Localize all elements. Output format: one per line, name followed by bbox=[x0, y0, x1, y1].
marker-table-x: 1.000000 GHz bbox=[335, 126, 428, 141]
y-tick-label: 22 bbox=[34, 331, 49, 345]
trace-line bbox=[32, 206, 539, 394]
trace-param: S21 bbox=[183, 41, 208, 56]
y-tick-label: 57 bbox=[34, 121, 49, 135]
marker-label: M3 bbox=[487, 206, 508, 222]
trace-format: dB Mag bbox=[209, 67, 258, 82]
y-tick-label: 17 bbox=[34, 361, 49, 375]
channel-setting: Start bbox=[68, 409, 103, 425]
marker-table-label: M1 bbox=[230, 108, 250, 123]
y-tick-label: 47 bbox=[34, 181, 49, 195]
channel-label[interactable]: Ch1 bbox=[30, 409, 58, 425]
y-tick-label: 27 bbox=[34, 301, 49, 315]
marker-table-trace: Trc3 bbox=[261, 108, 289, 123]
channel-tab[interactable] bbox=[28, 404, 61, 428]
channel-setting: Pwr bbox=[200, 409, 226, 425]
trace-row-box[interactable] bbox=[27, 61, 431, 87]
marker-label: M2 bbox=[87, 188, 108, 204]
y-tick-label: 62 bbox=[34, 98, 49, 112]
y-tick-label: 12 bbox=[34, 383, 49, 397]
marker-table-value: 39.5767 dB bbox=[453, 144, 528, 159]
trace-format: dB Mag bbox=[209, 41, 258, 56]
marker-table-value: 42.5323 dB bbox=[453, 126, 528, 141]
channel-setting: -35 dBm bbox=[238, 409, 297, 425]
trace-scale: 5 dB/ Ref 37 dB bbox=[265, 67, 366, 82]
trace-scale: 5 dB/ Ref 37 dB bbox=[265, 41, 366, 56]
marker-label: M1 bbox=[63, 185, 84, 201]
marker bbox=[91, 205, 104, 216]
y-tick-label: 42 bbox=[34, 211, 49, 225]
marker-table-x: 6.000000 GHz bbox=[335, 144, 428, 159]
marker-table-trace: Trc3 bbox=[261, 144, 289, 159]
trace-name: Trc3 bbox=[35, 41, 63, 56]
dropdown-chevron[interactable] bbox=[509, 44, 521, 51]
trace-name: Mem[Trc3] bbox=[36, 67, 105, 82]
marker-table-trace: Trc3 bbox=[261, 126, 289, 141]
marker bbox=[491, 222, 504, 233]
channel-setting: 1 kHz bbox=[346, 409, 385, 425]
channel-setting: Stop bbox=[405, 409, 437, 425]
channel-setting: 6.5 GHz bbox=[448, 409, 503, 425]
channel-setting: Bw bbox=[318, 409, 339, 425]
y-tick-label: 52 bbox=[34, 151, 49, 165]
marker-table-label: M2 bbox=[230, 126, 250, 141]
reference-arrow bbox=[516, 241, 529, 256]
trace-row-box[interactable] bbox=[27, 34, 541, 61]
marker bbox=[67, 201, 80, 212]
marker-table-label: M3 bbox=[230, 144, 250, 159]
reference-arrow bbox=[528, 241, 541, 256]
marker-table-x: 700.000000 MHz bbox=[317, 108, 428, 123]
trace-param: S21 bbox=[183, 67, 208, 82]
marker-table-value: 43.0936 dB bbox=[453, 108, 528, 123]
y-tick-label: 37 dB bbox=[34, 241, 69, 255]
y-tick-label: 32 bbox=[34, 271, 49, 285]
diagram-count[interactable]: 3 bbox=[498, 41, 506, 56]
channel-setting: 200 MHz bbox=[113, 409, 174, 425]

★ ★ ★ ★

▶ _Exercise goal_:
Can you write out every line of the data above word for word?

▶ _Full answer_:
Localize all elements. Output format: one per line, name followed by bbox=[x0, y0, x1, y1].
marker-table-x: 1.000000 GHz bbox=[335, 126, 428, 141]
y-tick-label: 22 bbox=[34, 331, 49, 345]
trace-line bbox=[32, 206, 539, 394]
trace-param: S21 bbox=[183, 41, 208, 56]
y-tick-label: 57 bbox=[34, 121, 49, 135]
marker-label: M3 bbox=[487, 206, 508, 222]
trace-format: dB Mag bbox=[209, 67, 258, 82]
y-tick-label: 17 bbox=[34, 361, 49, 375]
channel-setting: Start bbox=[68, 409, 103, 425]
marker-table-label: M1 bbox=[230, 108, 250, 123]
y-tick-label: 47 bbox=[34, 181, 49, 195]
channel-label[interactable]: Ch1 bbox=[30, 409, 58, 425]
y-tick-label: 27 bbox=[34, 301, 49, 315]
marker-table-trace: Trc3 bbox=[261, 108, 289, 123]
channel-tab[interactable] bbox=[28, 404, 61, 428]
channel-setting: Pwr bbox=[200, 409, 226, 425]
trace-row-box[interactable] bbox=[27, 61, 431, 87]
marker-label: M2 bbox=[87, 188, 108, 204]
y-tick-label: 62 bbox=[34, 98, 49, 112]
y-tick-label: 12 bbox=[34, 383, 49, 397]
marker-table-value: 39.5767 dB bbox=[453, 144, 528, 159]
trace-format: dB Mag bbox=[209, 41, 258, 56]
marker-table-value: 42.5323 dB bbox=[453, 126, 528, 141]
channel-setting: -35 dBm bbox=[238, 409, 297, 425]
trace-scale: 5 dB/ Ref 37 dB bbox=[265, 67, 366, 82]
trace-scale: 5 dB/ Ref 37 dB bbox=[265, 41, 366, 56]
marker-label: M1 bbox=[63, 185, 84, 201]
marker bbox=[91, 205, 104, 216]
y-tick-label: 42 bbox=[34, 211, 49, 225]
marker-table-x: 6.000000 GHz bbox=[335, 144, 428, 159]
marker-table-trace: Trc3 bbox=[261, 144, 289, 159]
trace-name: Trc3 bbox=[35, 41, 63, 56]
dropdown-chevron[interactable] bbox=[509, 44, 521, 51]
trace-name: Mem[Trc3] bbox=[36, 67, 105, 82]
marker-table-trace: Trc3 bbox=[261, 126, 289, 141]
marker bbox=[491, 222, 504, 233]
channel-setting: 1 kHz bbox=[346, 409, 385, 425]
channel-setting: Stop bbox=[405, 409, 437, 425]
channel-setting: 6.5 GHz bbox=[448, 409, 503, 425]
channel-setting: Bw bbox=[318, 409, 339, 425]
y-tick-label: 52 bbox=[34, 151, 49, 165]
marker-table-label: M2 bbox=[230, 126, 250, 141]
reference-arrow bbox=[516, 241, 529, 256]
trace-row-box[interactable] bbox=[27, 34, 541, 61]
marker bbox=[67, 201, 80, 212]
marker-table-label: M3 bbox=[230, 144, 250, 159]
reference-arrow bbox=[528, 241, 541, 256]
marker-table-x: 700.000000 MHz bbox=[317, 108, 428, 123]
trace-param: S21 bbox=[183, 67, 208, 82]
marker-table-value: 43.0936 dB bbox=[453, 108, 528, 123]
y-tick-label: 37 dB bbox=[34, 241, 69, 255]
y-tick-label: 32 bbox=[34, 271, 49, 285]
diagram-count[interactable]: 3 bbox=[498, 41, 506, 56]
channel-setting: 200 MHz bbox=[113, 409, 174, 425]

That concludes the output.